:: Supplied material ::
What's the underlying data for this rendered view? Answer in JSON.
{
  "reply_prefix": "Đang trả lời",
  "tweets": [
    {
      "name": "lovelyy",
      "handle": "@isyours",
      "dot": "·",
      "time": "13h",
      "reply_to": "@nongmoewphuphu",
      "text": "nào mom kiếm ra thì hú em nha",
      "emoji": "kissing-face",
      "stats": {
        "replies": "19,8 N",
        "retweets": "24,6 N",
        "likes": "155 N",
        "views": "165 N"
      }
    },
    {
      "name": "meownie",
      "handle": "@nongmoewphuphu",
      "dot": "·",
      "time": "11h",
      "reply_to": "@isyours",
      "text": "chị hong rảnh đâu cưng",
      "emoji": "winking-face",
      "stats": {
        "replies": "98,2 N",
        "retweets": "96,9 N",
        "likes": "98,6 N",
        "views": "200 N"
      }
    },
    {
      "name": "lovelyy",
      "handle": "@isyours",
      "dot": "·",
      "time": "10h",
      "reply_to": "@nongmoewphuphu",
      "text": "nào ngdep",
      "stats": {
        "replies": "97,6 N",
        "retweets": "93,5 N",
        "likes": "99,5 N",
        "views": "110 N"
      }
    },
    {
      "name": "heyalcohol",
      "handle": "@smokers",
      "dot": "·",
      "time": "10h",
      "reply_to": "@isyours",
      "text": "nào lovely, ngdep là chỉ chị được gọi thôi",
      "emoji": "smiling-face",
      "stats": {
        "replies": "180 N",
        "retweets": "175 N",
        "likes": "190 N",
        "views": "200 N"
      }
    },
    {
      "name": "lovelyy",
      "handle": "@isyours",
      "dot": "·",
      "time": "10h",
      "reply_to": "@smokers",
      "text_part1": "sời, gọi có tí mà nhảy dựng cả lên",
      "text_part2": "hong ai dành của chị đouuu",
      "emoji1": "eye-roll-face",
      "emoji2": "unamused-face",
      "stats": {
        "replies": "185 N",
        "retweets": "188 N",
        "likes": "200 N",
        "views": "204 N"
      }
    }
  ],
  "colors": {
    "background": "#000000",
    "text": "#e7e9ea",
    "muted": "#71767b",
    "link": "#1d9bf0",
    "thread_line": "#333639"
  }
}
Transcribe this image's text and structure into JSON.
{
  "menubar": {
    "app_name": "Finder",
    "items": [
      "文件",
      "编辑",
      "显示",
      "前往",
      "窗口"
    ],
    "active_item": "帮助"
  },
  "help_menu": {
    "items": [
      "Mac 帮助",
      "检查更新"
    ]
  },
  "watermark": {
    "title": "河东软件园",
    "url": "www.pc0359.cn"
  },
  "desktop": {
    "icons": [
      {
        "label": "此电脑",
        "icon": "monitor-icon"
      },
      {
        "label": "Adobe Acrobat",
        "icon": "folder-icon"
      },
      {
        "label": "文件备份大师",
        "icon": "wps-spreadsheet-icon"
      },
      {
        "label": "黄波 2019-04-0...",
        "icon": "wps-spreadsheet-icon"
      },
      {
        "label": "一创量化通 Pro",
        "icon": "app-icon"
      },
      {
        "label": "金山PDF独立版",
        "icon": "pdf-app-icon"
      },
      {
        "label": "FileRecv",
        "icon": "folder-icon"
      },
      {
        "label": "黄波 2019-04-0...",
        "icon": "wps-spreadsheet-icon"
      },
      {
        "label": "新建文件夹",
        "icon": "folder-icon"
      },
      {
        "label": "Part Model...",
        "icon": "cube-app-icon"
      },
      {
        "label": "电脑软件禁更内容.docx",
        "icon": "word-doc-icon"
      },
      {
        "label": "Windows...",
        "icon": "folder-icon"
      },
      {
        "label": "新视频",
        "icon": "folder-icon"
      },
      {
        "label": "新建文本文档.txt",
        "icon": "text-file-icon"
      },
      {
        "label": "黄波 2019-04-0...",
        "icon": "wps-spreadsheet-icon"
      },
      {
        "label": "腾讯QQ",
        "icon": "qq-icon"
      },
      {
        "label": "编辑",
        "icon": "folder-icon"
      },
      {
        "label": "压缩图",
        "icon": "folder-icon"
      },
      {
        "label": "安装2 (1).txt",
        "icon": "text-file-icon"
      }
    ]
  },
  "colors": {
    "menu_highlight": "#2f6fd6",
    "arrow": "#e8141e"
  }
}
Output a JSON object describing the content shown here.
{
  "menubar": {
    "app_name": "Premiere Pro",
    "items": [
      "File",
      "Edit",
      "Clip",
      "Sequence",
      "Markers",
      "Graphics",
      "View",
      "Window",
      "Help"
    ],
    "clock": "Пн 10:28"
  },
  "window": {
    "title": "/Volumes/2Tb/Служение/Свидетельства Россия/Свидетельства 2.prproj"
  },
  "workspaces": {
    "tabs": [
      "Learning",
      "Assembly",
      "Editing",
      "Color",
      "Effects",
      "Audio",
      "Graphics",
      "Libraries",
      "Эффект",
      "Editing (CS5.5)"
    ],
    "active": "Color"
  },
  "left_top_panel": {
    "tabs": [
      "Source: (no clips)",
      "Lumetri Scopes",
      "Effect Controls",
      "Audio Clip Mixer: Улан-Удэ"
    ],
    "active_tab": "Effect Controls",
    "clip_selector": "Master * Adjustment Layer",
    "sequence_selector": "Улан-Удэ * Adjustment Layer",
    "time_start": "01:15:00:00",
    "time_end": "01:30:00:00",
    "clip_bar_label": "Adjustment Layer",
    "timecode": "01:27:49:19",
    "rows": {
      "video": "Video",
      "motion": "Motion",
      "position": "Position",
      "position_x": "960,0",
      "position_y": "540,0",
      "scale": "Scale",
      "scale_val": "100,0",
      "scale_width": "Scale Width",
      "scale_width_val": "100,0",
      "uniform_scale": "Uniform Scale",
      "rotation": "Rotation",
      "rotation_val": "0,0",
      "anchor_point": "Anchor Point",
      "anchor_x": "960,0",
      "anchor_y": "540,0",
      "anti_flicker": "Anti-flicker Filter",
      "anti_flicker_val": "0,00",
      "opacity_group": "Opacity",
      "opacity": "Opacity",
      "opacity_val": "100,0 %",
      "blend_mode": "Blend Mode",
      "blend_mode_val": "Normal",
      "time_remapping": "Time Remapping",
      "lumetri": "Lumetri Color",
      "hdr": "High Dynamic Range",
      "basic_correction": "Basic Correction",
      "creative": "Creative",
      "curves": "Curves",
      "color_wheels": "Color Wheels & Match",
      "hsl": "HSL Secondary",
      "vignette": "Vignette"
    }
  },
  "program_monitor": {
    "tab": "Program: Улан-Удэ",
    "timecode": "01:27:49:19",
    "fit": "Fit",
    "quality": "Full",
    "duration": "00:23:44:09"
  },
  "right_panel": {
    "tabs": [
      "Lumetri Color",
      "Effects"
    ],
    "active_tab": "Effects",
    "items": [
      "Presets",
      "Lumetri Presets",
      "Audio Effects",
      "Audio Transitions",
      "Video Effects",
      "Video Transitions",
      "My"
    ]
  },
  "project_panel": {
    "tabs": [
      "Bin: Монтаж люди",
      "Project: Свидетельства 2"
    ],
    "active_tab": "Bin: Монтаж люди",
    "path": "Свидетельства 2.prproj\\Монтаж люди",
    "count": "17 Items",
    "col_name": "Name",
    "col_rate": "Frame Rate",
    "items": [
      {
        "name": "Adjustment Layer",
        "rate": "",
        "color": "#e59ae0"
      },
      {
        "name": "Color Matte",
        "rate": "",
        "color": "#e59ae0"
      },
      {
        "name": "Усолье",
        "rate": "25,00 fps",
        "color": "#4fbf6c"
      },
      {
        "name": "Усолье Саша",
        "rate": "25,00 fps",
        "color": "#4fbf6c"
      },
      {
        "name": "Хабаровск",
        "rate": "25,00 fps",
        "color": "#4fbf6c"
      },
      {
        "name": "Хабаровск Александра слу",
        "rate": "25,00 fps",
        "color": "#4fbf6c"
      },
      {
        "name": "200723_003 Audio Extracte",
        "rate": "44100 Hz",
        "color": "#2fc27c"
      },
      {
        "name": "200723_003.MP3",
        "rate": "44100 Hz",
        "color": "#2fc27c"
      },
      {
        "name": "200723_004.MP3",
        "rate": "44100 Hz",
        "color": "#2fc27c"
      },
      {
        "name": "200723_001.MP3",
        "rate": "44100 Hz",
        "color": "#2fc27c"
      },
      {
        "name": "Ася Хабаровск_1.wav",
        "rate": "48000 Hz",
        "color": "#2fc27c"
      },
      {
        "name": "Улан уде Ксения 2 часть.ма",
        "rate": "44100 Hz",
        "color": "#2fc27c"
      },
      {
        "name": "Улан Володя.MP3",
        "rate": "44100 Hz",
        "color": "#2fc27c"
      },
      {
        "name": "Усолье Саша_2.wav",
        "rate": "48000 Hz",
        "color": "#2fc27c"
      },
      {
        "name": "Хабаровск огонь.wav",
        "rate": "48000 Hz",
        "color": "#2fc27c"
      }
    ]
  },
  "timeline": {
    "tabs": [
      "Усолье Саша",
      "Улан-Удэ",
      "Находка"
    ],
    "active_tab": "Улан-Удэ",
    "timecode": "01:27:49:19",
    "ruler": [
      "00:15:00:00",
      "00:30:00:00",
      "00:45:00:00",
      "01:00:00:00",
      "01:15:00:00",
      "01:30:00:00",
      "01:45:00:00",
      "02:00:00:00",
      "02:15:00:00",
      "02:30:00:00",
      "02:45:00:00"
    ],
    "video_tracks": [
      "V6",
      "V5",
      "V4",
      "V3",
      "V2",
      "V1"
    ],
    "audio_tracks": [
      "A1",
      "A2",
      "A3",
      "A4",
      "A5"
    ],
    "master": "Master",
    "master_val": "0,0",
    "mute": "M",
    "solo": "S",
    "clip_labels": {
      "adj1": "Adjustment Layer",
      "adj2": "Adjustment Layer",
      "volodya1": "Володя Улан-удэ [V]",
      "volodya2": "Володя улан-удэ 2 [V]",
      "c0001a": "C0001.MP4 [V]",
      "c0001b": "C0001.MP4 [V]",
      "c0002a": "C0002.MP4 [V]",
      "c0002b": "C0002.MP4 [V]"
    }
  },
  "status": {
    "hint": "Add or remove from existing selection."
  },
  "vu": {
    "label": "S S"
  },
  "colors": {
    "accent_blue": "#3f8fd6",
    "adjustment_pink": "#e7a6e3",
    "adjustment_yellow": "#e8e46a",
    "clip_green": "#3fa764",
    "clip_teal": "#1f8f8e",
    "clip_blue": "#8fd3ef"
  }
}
:::
* Given exercise
Read the entries above, then pull out the lines that include "hong".

* Complete answer
      "text": "chị hong rảnh đâu cưng",
      "text_part2": "hong ai dành của chị đouuu",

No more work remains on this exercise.